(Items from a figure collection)

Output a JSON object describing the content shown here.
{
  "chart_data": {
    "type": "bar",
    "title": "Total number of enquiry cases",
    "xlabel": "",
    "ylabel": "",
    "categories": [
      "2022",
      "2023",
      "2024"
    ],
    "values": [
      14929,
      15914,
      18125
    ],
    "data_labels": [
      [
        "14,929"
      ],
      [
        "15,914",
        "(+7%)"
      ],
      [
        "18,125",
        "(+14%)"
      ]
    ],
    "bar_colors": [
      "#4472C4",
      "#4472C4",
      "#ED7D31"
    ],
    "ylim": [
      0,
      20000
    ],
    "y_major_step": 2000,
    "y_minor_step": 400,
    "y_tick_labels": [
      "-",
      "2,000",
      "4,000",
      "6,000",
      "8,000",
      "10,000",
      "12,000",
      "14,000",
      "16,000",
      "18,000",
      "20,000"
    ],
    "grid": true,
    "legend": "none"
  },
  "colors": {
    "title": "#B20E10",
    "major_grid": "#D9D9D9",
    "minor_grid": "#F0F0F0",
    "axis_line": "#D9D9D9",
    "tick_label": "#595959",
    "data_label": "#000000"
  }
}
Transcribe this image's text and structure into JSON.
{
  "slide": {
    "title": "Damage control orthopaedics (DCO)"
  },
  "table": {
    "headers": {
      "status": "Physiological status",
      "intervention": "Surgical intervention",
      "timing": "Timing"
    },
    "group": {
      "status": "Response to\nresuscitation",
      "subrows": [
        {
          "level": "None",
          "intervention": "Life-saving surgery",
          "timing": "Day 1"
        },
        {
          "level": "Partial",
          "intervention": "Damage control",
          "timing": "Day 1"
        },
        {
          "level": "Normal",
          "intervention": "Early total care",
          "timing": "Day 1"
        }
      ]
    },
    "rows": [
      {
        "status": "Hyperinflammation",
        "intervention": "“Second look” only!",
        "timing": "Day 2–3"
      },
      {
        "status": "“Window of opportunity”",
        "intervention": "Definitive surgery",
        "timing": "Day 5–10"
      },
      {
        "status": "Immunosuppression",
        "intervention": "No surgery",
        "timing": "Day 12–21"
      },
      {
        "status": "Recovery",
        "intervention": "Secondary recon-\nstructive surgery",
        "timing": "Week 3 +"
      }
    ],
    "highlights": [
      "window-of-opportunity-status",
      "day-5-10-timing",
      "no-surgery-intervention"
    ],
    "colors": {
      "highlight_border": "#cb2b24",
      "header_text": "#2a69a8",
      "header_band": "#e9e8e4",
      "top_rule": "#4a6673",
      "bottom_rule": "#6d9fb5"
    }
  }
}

Work to complete:
Only lines with "surgery" are wanted here; list each of them.

Answer to the exercise:
          "intervention": "Life-saving surgery",
        "intervention": "Definitive surgery",
        "intervention": "No surgery",
        "intervention": "Secondary recon-\nstructive surgery",
      "no-surgery-intervention"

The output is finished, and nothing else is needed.